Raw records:

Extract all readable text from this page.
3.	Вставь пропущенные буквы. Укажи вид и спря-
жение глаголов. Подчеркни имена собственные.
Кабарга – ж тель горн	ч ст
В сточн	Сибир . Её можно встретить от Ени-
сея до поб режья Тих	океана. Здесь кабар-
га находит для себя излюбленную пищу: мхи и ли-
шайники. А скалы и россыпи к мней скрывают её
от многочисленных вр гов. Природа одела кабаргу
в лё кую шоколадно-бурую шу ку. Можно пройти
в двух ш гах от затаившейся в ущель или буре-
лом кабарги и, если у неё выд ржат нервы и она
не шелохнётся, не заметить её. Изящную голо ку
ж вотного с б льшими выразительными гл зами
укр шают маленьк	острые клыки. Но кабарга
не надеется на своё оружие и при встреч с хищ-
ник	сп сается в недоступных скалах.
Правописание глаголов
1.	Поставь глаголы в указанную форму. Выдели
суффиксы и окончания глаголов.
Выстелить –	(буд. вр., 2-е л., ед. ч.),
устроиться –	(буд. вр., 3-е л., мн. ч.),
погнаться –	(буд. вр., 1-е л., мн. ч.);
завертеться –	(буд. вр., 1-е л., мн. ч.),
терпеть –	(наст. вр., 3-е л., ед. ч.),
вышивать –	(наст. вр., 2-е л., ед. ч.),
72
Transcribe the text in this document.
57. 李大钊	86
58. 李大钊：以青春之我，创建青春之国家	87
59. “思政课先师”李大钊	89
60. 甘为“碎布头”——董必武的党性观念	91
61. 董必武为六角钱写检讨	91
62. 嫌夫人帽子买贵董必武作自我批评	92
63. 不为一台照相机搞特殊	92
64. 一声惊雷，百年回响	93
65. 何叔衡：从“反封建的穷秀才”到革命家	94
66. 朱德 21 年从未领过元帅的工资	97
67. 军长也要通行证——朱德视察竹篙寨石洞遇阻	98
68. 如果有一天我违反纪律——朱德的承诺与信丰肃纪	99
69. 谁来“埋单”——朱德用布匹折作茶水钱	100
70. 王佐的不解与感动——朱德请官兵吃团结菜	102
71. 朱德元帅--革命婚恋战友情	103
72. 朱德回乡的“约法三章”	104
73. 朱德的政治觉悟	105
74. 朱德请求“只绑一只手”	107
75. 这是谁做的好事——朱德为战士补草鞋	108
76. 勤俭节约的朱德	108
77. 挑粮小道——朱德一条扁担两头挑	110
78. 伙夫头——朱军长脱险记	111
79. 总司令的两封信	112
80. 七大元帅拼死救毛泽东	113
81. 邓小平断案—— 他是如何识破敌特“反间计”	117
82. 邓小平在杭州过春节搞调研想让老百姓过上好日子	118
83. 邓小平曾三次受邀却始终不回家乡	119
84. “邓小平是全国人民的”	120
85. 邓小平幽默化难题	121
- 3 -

_WHAT IS NEEDED_.
Output the records verbatim, from the first line to the last.

_RESPONSE TO THIS TASK_.
Extract all readable text from this page.
3.	Вставь пропущенные буквы. Укажи вид и спря-
жение глаголов. Подчеркни имена собственные.
Кабарга – ж тель горн	ч ст
В сточн	Сибир . Её можно встретить от Ени-
сея до поб режья Тих	океана. Здесь кабар-
га находит для себя излюбленную пищу: мхи и ли-
шайники. А скалы и россыпи к мней скрывают её
от многочисленных вр гов. Природа одела кабаргу
в лё кую шоколадно-бурую шу ку. Можно пройти
в двух ш гах от затаившейся в ущель или буре-
лом кабарги и, если у неё выд ржат нервы и она
не шелохнётся, не заметить её. Изящную голо ку
ж вотного с б льшими выразительными гл зами
укр шают маленьк	острые клыки. Но кабарга
не надеется на своё оружие и при встреч с хищ-
ник	сп сается в недоступных скалах.
Правописание глаголов
1.	Поставь глаголы в указанную форму. Выдели
суффиксы и окончания глаголов.
Выстелить –	(буд. вр., 2-е л., ед. ч.),
устроиться –	(буд. вр., 3-е л., мн. ч.),
погнаться –	(буд. вр., 1-е л., мн. ч.);
завертеться –	(буд. вр., 1-е л., мн. ч.),
терпеть –	(наст. вр., 3-е л., ед. ч.),
вышивать –	(наст. вр., 2-е л., ед. ч.),
72
Transcribe the text in this document.
57. 李大钊	86
58. 李大钊：以青春之我，创建青春之国家	87
59. “思政课先师”李大钊	89
60. 甘为“碎布头”——董必武的党性观念	91
61. 董必武为六角钱写检讨	91
62. 嫌夫人帽子买贵董必武作自我批评	92
63. 不为一台照相机搞特殊	92
64. 一声惊雷，百年回响	93
65. 何叔衡：从“反封建的穷秀才”到革命家	94
66. 朱德 21 年从未领过元帅的工资	97
67. 军长也要通行证——朱德视察竹篙寨石洞遇阻	98
68. 如果有一天我违反纪律——朱德的承诺与信丰肃纪	99
69. 谁来“埋单”——朱德用布匹折作茶水钱	100
70. 王佐的不解与感动——朱德请官兵吃团结菜	102
71. 朱德元帅--革命婚恋战友情	103
72. 朱德回乡的“约法三章”	104
73. 朱德的政治觉悟	105
74. 朱德请求“只绑一只手”	107
75. 这是谁做的好事——朱德为战士补草鞋	108
76. 勤俭节约的朱德	108
77. 挑粮小道——朱德一条扁担两头挑	110
78. 伙夫头——朱军长脱险记	111
79. 总司令的两封信	112
80. 七大元帅拼死救毛泽东	113
81. 邓小平断案—— 他是如何识破敌特“反间计”	117
82. 邓小平在杭州过春节搞调研想让老百姓过上好日子	118
83. 邓小平曾三次受邀却始终不回家乡	119
84. “邓小平是全国人民的”	120
85. 邓小平幽默化难题	121
- 3 -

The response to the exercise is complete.